### Material for this task
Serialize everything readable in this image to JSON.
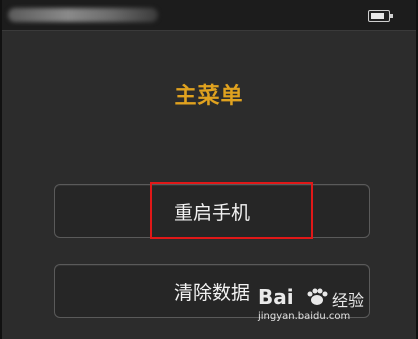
{
  "status_bar": {
    "battery_level": 0.8
  },
  "menu": {
    "title": "主菜单",
    "items": [
      {
        "label": "重启手机",
        "highlighted": true
      },
      {
        "label": "清除数据",
        "highlighted": false
      }
    ]
  },
  "watermark": {
    "brand": "Bai",
    "brand_suffix": "经验",
    "url": "jingyan.baidu.com"
  },
  "colors": {
    "title": "#e0a21f",
    "highlight": "#e01818",
    "background": "#2c2c2c"
  }
}
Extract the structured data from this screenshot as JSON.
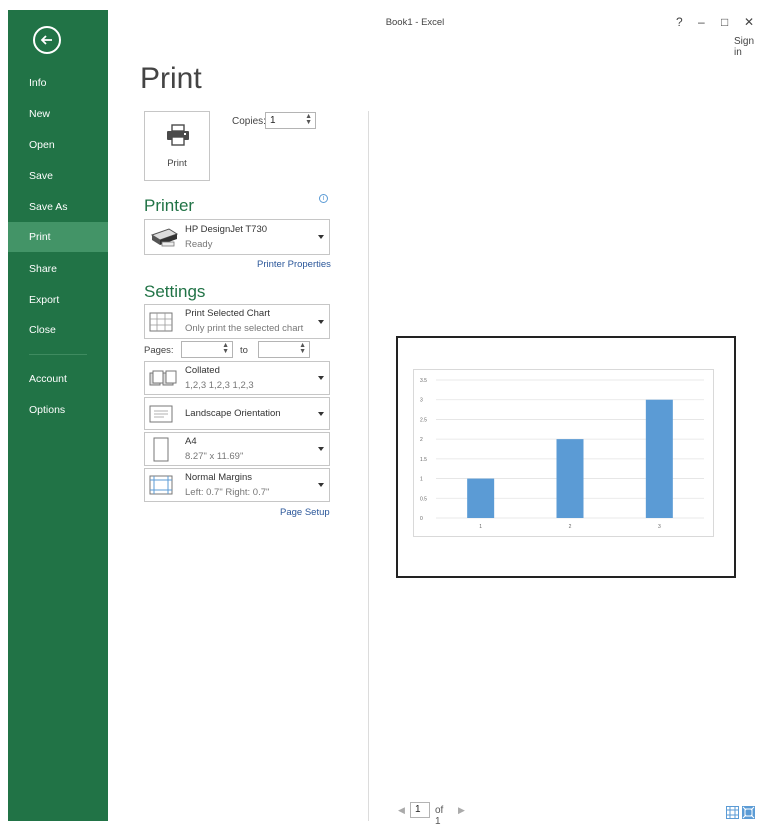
{
  "window": {
    "title": "Book1 - Excel",
    "help": "?",
    "minimize": "–",
    "maximize": "□",
    "close": "✕",
    "sign_in": "Sign in"
  },
  "sidebar": {
    "items": [
      {
        "label": "Info"
      },
      {
        "label": "New"
      },
      {
        "label": "Open"
      },
      {
        "label": "Save"
      },
      {
        "label": "Save As"
      },
      {
        "label": "Print"
      },
      {
        "label": "Share"
      },
      {
        "label": "Export"
      },
      {
        "label": "Close"
      },
      {
        "label": "Account"
      },
      {
        "label": "Options"
      }
    ],
    "active_item": "Print"
  },
  "page": {
    "title": "Print"
  },
  "print_button": {
    "label": "Print"
  },
  "copies": {
    "label": "Copies:",
    "value": "1"
  },
  "printer": {
    "heading": "Printer",
    "name": "HP DesignJet T730",
    "status": "Ready",
    "properties_link": "Printer Properties"
  },
  "settings": {
    "heading": "Settings",
    "what_to_print": {
      "title": "Print Selected Chart",
      "subtitle": "Only print the selected chart"
    },
    "pages": {
      "label": "Pages:",
      "from": "",
      "to_label": "to",
      "to": ""
    },
    "collation": {
      "title": "Collated",
      "subtitle": "1,2,3   1,2,3   1,2,3"
    },
    "orientation": {
      "title": "Landscape Orientation"
    },
    "paper": {
      "title": "A4",
      "subtitle": "8.27\" x 11.69\""
    },
    "margins": {
      "title": "Normal Margins",
      "subtitle": "Left: 0.7\"   Right: 0.7\""
    },
    "page_setup_link": "Page Setup"
  },
  "preview": {
    "page_current": "1",
    "page_total_label": "of 1",
    "prev": "◀",
    "next": "▶"
  },
  "colors": {
    "brand_green": "#217346",
    "bar": "#5b9bd5",
    "link": "#2b579a"
  },
  "chart_data": {
    "type": "bar",
    "categories": [
      "1",
      "2",
      "3"
    ],
    "values": [
      1,
      2,
      3
    ],
    "ylim": [
      0,
      3.5
    ],
    "yticks": [
      "0",
      "0.5",
      "1",
      "1.5",
      "2",
      "2.5",
      "3",
      "3.5"
    ],
    "grid": true,
    "legend": "none"
  }
}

### Written exercise
The data above needs to be retyped exactly, with the images left out.

### Expected answer
Serialize everything readable in this image to JSON.
{
  "status_bar": {
    "battery_level": 0.8
  },
  "menu": {
    "title": "主菜单",
    "items": [
      {
        "label": "重启手机",
        "highlighted": true
      },
      {
        "label": "清除数据",
        "highlighted": false
      }
    ]
  },
  "watermark": {
    "brand": "Bai",
    "brand_suffix": "经验",
    "url": "jingyan.baidu.com"
  },
  "colors": {
    "title": "#e0a21f",
    "highlight": "#e01818",
    "background": "#2c2c2c"
  }
}
Extract the structured data from this screenshot as JSON.
{
  "window": {
    "title": "Book1 - Excel",
    "help": "?",
    "minimize": "–",
    "maximize": "□",
    "close": "✕",
    "sign_in": "Sign in"
  },
  "sidebar": {
    "items": [
      {
        "label": "Info"
      },
      {
        "label": "New"
      },
      {
        "label": "Open"
      },
      {
        "label": "Save"
      },
      {
        "label": "Save As"
      },
      {
        "label": "Print"
      },
      {
        "label": "Share"
      },
      {
        "label": "Export"
      },
      {
        "label": "Close"
      },
      {
        "label": "Account"
      },
      {
        "label": "Options"
      }
    ],
    "active_item": "Print"
  },
  "page": {
    "title": "Print"
  },
  "print_button": {
    "label": "Print"
  },
  "copies": {
    "label": "Copies:",
    "value": "1"
  },
  "printer": {
    "heading": "Printer",
    "name": "HP DesignJet T730",
    "status": "Ready",
    "properties_link": "Printer Properties"
  },
  "settings": {
    "heading": "Settings",
    "what_to_print": {
      "title": "Print Selected Chart",
      "subtitle": "Only print the selected chart"
    },
    "pages": {
      "label": "Pages:",
      "from": "",
      "to_label": "to",
      "to": ""
    },
    "collation": {
      "title": "Collated",
      "subtitle": "1,2,3   1,2,3   1,2,3"
    },
    "orientation": {
      "title": "Landscape Orientation"
    },
    "paper": {
      "title": "A4",
      "subtitle": "8.27\" x 11.69\""
    },
    "margins": {
      "title": "Normal Margins",
      "subtitle": "Left: 0.7\"   Right: 0.7\""
    },
    "page_setup_link": "Page Setup"
  },
  "preview": {
    "page_current": "1",
    "page_total_label": "of 1",
    "prev": "◀",
    "next": "▶"
  },
  "colors": {
    "brand_green": "#217346",
    "bar": "#5b9bd5",
    "link": "#2b579a"
  },
  "chart_data": {
    "type": "bar",
    "categories": [
      "1",
      "2",
      "3"
    ],
    "values": [
      1,
      2,
      3
    ],
    "ylim": [
      0,
      3.5
    ],
    "yticks": [
      "0",
      "0.5",
      "1",
      "1.5",
      "2",
      "2.5",
      "3",
      "3.5"
    ],
    "grid": true,
    "legend": "none"
  }
}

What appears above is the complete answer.